● **The data**:
>>>

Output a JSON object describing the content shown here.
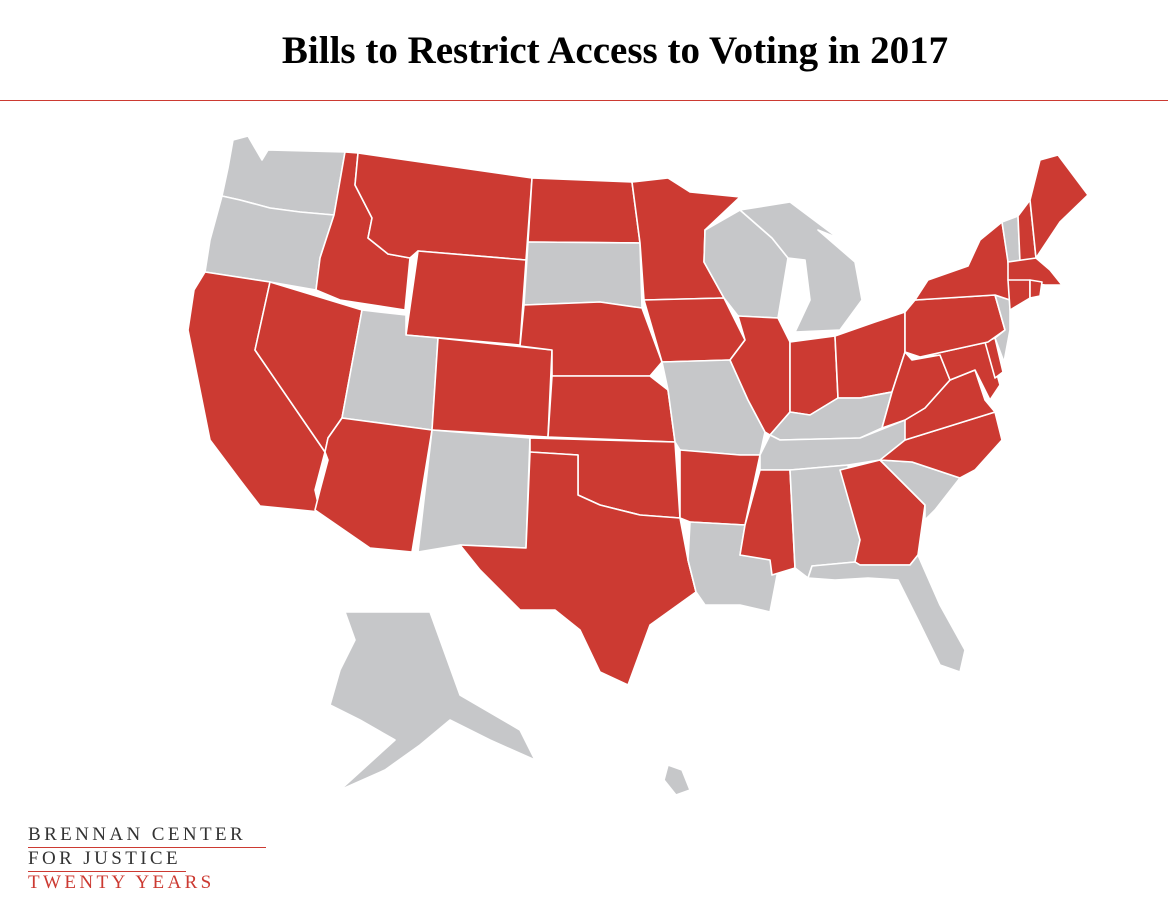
{
  "title": "Bills to Restrict Access to Voting in 2017",
  "colors": {
    "restrict": "#cc3a32",
    "none": "#c6c7c9",
    "rule": "#cc3a32"
  },
  "states": {
    "restrict": [
      "ID",
      "MT",
      "ND",
      "WY",
      "NE",
      "KS",
      "CO",
      "AZ",
      "NV",
      "CA",
      "TX",
      "OK",
      "MN",
      "IA",
      "AR",
      "MS",
      "IL",
      "IN",
      "OH",
      "WV",
      "VA",
      "NC",
      "GA",
      "PA",
      "NY",
      "NH",
      "ME",
      "MA",
      "CT",
      "RI",
      "MD",
      "DE"
    ],
    "none": [
      "WA",
      "OR",
      "UT",
      "NM",
      "SD",
      "MO",
      "LA",
      "WI",
      "MI",
      "KY",
      "TN",
      "AL",
      "FL",
      "SC",
      "NJ",
      "VT",
      "AK",
      "HI"
    ]
  },
  "logo": {
    "line1": "BRENNAN CENTER",
    "line2": "FOR JUSTICE",
    "line3": "TWENTY YEARS"
  }
}
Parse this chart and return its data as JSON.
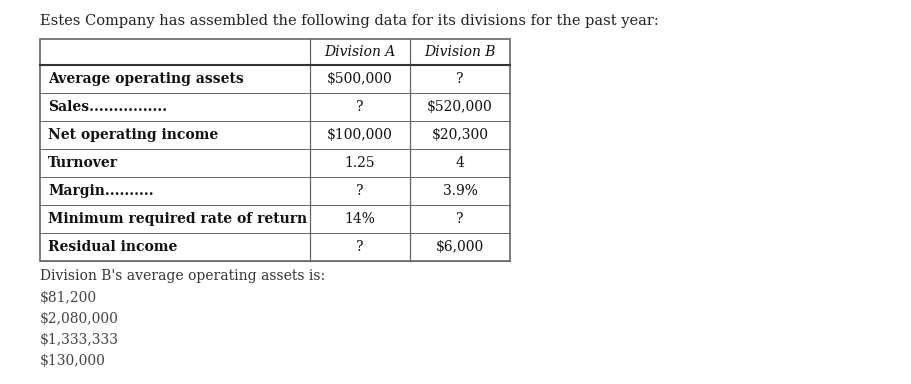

<<<

● **Task brief**: Using the material above, state how many lines include the string "JSON". Answer with a single number.

● **Output below**: 2